Your task is to reproduce the material exactly.

Material
☆ ☆ ☆ ☆
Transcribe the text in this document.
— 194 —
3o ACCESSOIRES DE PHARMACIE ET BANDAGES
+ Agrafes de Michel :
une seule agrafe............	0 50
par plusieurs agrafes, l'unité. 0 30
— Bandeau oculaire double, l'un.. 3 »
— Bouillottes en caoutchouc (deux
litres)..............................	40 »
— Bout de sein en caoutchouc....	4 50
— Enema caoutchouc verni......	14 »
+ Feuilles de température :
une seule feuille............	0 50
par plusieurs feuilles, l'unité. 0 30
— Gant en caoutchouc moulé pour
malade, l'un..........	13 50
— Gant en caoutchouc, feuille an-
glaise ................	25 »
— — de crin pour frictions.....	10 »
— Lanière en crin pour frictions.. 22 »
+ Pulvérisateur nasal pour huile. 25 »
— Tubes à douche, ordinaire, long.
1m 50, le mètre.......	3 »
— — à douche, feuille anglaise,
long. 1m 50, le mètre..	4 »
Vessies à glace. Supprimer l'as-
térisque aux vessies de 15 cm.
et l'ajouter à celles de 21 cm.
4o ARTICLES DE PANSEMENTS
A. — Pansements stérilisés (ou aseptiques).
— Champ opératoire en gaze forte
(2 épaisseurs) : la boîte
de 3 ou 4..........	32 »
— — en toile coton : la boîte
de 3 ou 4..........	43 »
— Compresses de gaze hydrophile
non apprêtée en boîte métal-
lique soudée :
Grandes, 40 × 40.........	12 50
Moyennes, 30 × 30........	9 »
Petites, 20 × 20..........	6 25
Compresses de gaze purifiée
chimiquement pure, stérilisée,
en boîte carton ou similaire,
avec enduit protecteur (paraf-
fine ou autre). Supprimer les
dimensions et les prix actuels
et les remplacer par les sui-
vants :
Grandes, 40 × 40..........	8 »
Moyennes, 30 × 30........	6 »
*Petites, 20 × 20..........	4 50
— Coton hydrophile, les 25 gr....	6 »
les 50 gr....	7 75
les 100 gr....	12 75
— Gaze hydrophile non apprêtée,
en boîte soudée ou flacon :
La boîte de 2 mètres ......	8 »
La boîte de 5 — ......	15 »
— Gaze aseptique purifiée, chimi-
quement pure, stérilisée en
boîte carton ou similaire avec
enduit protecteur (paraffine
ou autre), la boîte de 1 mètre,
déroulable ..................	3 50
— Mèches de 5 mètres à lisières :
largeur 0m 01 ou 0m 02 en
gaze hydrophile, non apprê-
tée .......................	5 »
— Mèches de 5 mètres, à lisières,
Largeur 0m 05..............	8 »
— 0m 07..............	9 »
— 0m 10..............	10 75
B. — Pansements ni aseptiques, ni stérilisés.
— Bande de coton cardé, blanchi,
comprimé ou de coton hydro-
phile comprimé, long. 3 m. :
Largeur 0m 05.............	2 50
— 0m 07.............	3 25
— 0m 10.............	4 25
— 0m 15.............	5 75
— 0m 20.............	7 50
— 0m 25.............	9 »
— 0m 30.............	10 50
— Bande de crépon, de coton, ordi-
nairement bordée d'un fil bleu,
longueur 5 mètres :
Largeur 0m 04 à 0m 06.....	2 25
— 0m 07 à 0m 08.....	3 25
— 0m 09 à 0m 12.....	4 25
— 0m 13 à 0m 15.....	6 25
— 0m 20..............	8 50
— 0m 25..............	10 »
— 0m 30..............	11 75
☆ ☆ ☆ ☆
Correct answer
Transcribe the text in this document.
— 194 —
3o ACCESSOIRES DE PHARMACIE ET BANDAGES
+ Agrafes de Michel :
une seule agrafe............	0 50
par plusieurs agrafes, l'unité. 0 30
— Bandeau oculaire double, l'un.. 3 »
— Bouillottes en caoutchouc (deux
litres)..............................	40 »
— Bout de sein en caoutchouc....	4 50
— Enema caoutchouc verni......	14 »
+ Feuilles de température :
une seule feuille............	0 50
par plusieurs feuilles, l'unité. 0 30
— Gant en caoutchouc moulé pour
malade, l'un..........	13 50
— Gant en caoutchouc, feuille an-
glaise ................	25 »
— — de crin pour frictions.....	10 »
— Lanière en crin pour frictions.. 22 »
+ Pulvérisateur nasal pour huile. 25 »
— Tubes à douche, ordinaire, long.
1m 50, le mètre.......	3 »
— — à douche, feuille anglaise,
long. 1m 50, le mètre..	4 »
Vessies à glace. Supprimer l'as-
térisque aux vessies de 15 cm.
et l'ajouter à celles de 21 cm.
4o ARTICLES DE PANSEMENTS
A. — Pansements stérilisés (ou aseptiques).
— Champ opératoire en gaze forte
(2 épaisseurs) : la boîte
de 3 ou 4..........	32 »
— — en toile coton : la boîte
de 3 ou 4..........	43 »
— Compresses de gaze hydrophile
non apprêtée en boîte métal-
lique soudée :
Grandes, 40 × 40.........	12 50
Moyennes, 30 × 30........	9 »
Petites, 20 × 20..........	6 25
Compresses de gaze purifiée
chimiquement pure, stérilisée,
en boîte carton ou similaire,
avec enduit protecteur (paraf-
fine ou autre). Supprimer les
dimensions et les prix actuels
et les remplacer par les sui-
vants :
Grandes, 40 × 40..........	8 »
Moyennes, 30 × 30........	6 »
*Petites, 20 × 20..........	4 50
— Coton hydrophile, les 25 gr....	6 »
les 50 gr....	7 75
les 100 gr....	12 75
— Gaze hydrophile non apprêtée,
en boîte soudée ou flacon :
La boîte de 2 mètres ......	8 »
La boîte de 5 — ......	15 »
— Gaze aseptique purifiée, chimi-
quement pure, stérilisée en
boîte carton ou similaire avec
enduit protecteur (paraffine
ou autre), la boîte de 1 mètre,
déroulable ..................	3 50
— Mèches de 5 mètres à lisières :
largeur 0m 01 ou 0m 02 en
gaze hydrophile, non apprê-
tée .......................	5 »
— Mèches de 5 mètres, à lisières,
Largeur 0m 05..............	8 »
— 0m 07..............	9 »
— 0m 10..............	10 75
B. — Pansements ni aseptiques, ni stérilisés.
— Bande de coton cardé, blanchi,
comprimé ou de coton hydro-
phile comprimé, long. 3 m. :
Largeur 0m 05.............	2 50
— 0m 07.............	3 25
— 0m 10.............	4 25
— 0m 15.............	5 75
— 0m 20.............	7 50
— 0m 25.............	9 »
— 0m 30.............	10 50
— Bande de crépon, de coton, ordi-
nairement bordée d'un fil bleu,
longueur 5 mètres :
Largeur 0m 04 à 0m 06.....	2 25
— 0m 07 à 0m 08.....	3 25
— 0m 09 à 0m 12.....	4 25
— 0m 13 à 0m 15.....	6 25
— 0m 20..............	8 50
— 0m 25..............	10 »
— 0m 30..............	11 75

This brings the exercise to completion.